* start *
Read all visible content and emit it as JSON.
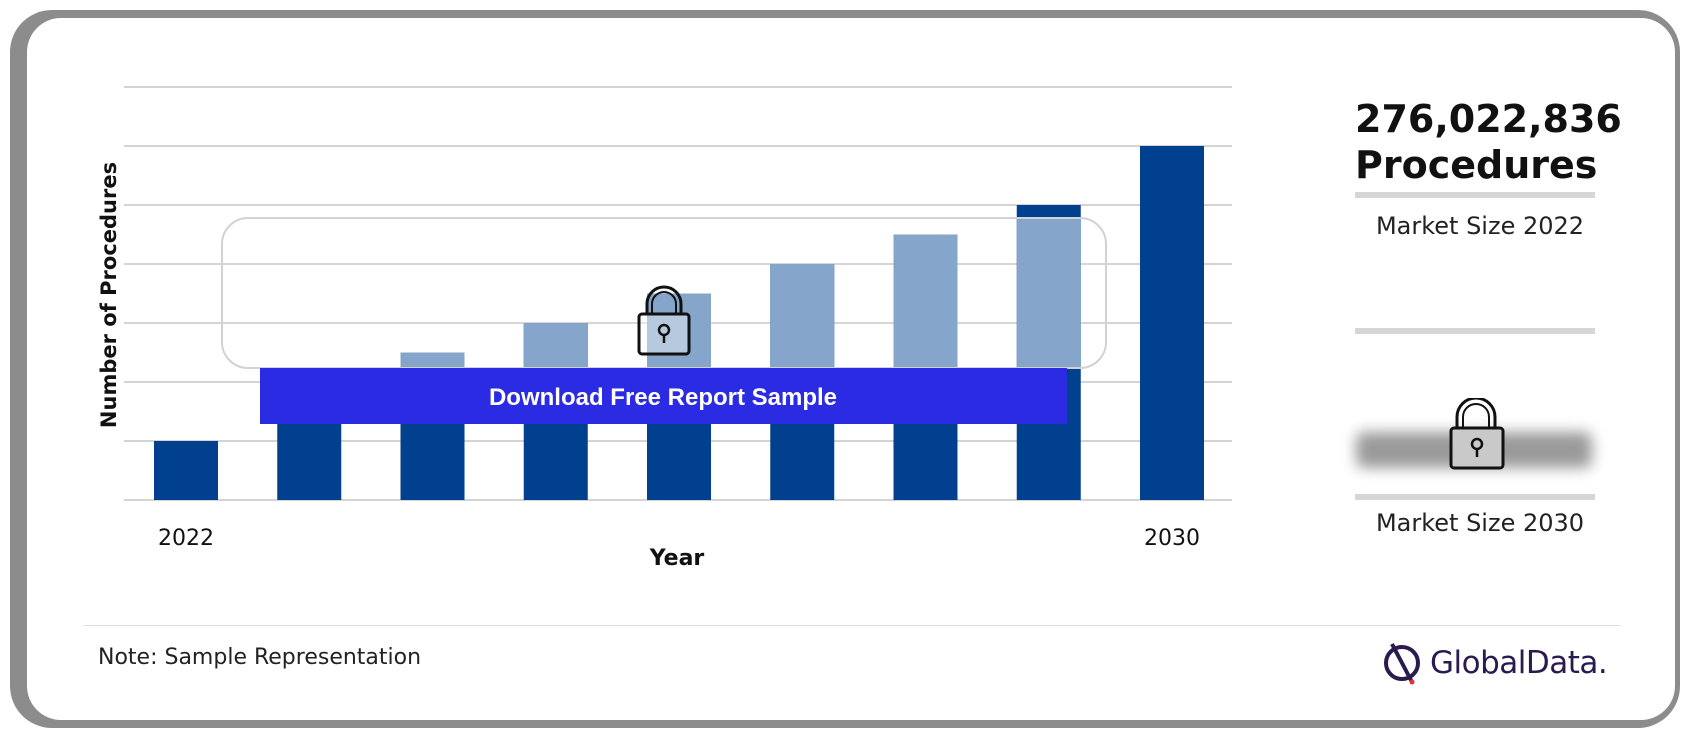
{
  "chart_data": {
    "type": "bar",
    "categories": [
      "2022",
      "",
      "",
      "",
      "",
      "",
      "",
      "",
      "2030"
    ],
    "values": [
      1,
      2,
      2.5,
      3,
      3.5,
      4,
      4.5,
      5,
      6
    ],
    "unlocked_values": [
      1,
      null,
      null,
      null,
      null,
      null,
      null,
      5,
      6
    ],
    "xlabel": "Year",
    "ylabel": "Number of Procedures",
    "ylim": [
      0,
      7
    ],
    "grid": true,
    "colors": {
      "bar": "#00408f",
      "bar_faded": "#7fa1c8",
      "grid": "#d4d4d4"
    }
  },
  "overlay": {
    "cta_label": "Download Free Report Sample",
    "cta_color": "#2b2be3",
    "lock_icon": "padlock-icon"
  },
  "kpi": {
    "value_2022": "276,022,836",
    "unit": "Procedures",
    "label_2022": "Market Size 2022",
    "label_2030": "Market Size 2030"
  },
  "footer": {
    "note": "Note: Sample Representation",
    "brand": "GlobalData."
  }
}
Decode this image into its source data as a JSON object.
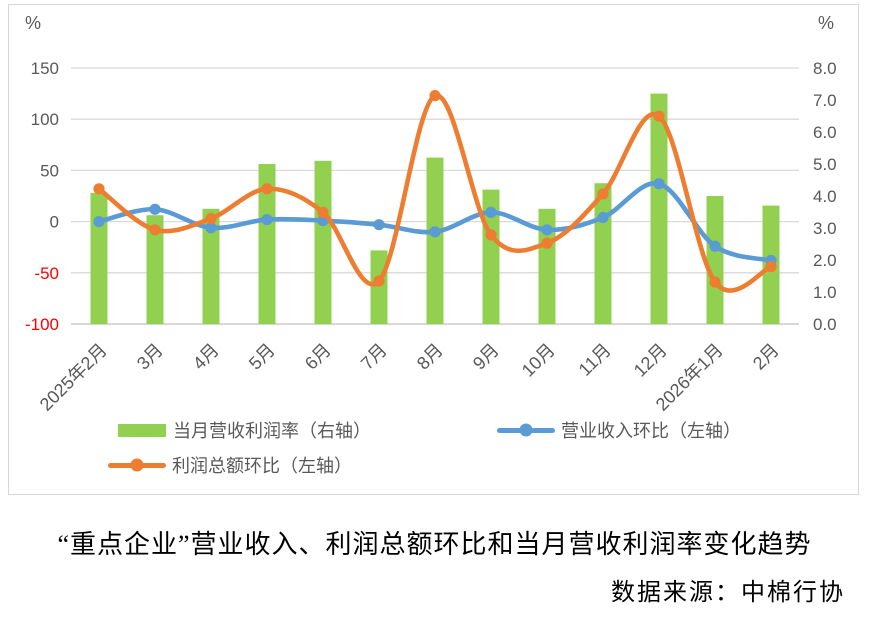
{
  "caption": {
    "title": "“重点企业”营业收入、利润总额环比和当月营收利润率变化趋势",
    "source": "数据来源：中棉行协"
  },
  "chart_data": {
    "type": "combo",
    "title": "",
    "categories": [
      "2025年2月",
      "3月",
      "4月",
      "5月",
      "6月",
      "7月",
      "8月",
      "9月",
      "10月",
      "11月",
      "12月",
      "2026年1月",
      "2月"
    ],
    "series": [
      {
        "name": "当月营收利润率（右轴）",
        "type": "bar",
        "axis": "right",
        "color": "#92D050",
        "values": [
          4.1,
          3.4,
          3.6,
          5.0,
          5.1,
          2.3,
          5.2,
          4.2,
          3.6,
          4.4,
          7.2,
          4.0,
          3.7
        ]
      },
      {
        "name": "营业收入环比（左轴）",
        "type": "line",
        "axis": "left",
        "color": "#5B9BD5",
        "values": [
          0,
          12,
          -6,
          2,
          1,
          -3,
          -10,
          9,
          -8,
          4,
          37,
          -24,
          -38
        ]
      },
      {
        "name": "利润总额环比（左轴）",
        "type": "line",
        "axis": "left",
        "color": "#ED7D31",
        "values": [
          32,
          -8,
          3,
          32,
          9,
          -58,
          123,
          -13,
          -21,
          27,
          103,
          -59,
          -44
        ]
      }
    ],
    "left_axis": {
      "unit_label": "%",
      "ticks": [
        150,
        100,
        50,
        0,
        -50,
        -100
      ],
      "min": -100,
      "max": 150
    },
    "right_axis": {
      "unit_label": "%",
      "tick_labels": [
        "8.0",
        "7.0",
        "6.0",
        "5.0",
        "4.0",
        "3.0",
        "2.0",
        "1.0",
        "0.0"
      ],
      "min": 0,
      "max": 8
    },
    "grid": "horizontal gridlines at left-axis ticks",
    "legend_position": "bottom",
    "colors": {
      "tick_text": "#595959",
      "negative_tick": "#FF0000",
      "gridline": "#D9D9D9",
      "axis_baseline": "#BFBFBF"
    }
  }
}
* end *
**Directions for this task:** Tally the lines above containing "source". Answer with the count only.

**Solution:** 2